- **Excerpted passage**

• • • • •

Chapter 7. Primary test scenarios 125
If using WebSphere is not an option, this functionality can be implemented in
other ways. For example, it can also be implemented by using DB2 Tables.
However, in this case the control and responsibility for transaction (message)
delivery and staging rests with the user. We tested this type of methodology here
in Scenario 2, as an example.
In this test we read the transactions (messages), that performed either inserts or
updates to the data warehouse tables, from a DB2 staging table. We applied
them to the data warehouse star schema tables by using continuously running
SQL stored procedures (SP). We used one SQL SP to read the update/insert
records from the customer dimension staging table and make the appropriate
change to the data warehouse customer dimension table. We used another SP
to read the insert records from the fact-item staging table and insert the records
into the data warehouse fact-item table. As with all the test scenarios, we also
had the continuously running query workload executing concurrently with the
data warehouse update workloads.

• • • • •

- **Data**
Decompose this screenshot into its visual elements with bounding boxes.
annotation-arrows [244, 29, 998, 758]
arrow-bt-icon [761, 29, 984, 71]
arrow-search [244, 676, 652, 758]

• • • • •

- **Objective**
Please answer from the Scenario 2 passage above: what did the second stored procedure do?

- **Expected answer**
It read the insert records from the fact-item staging table and inserted them into the data warehouse fact-item table.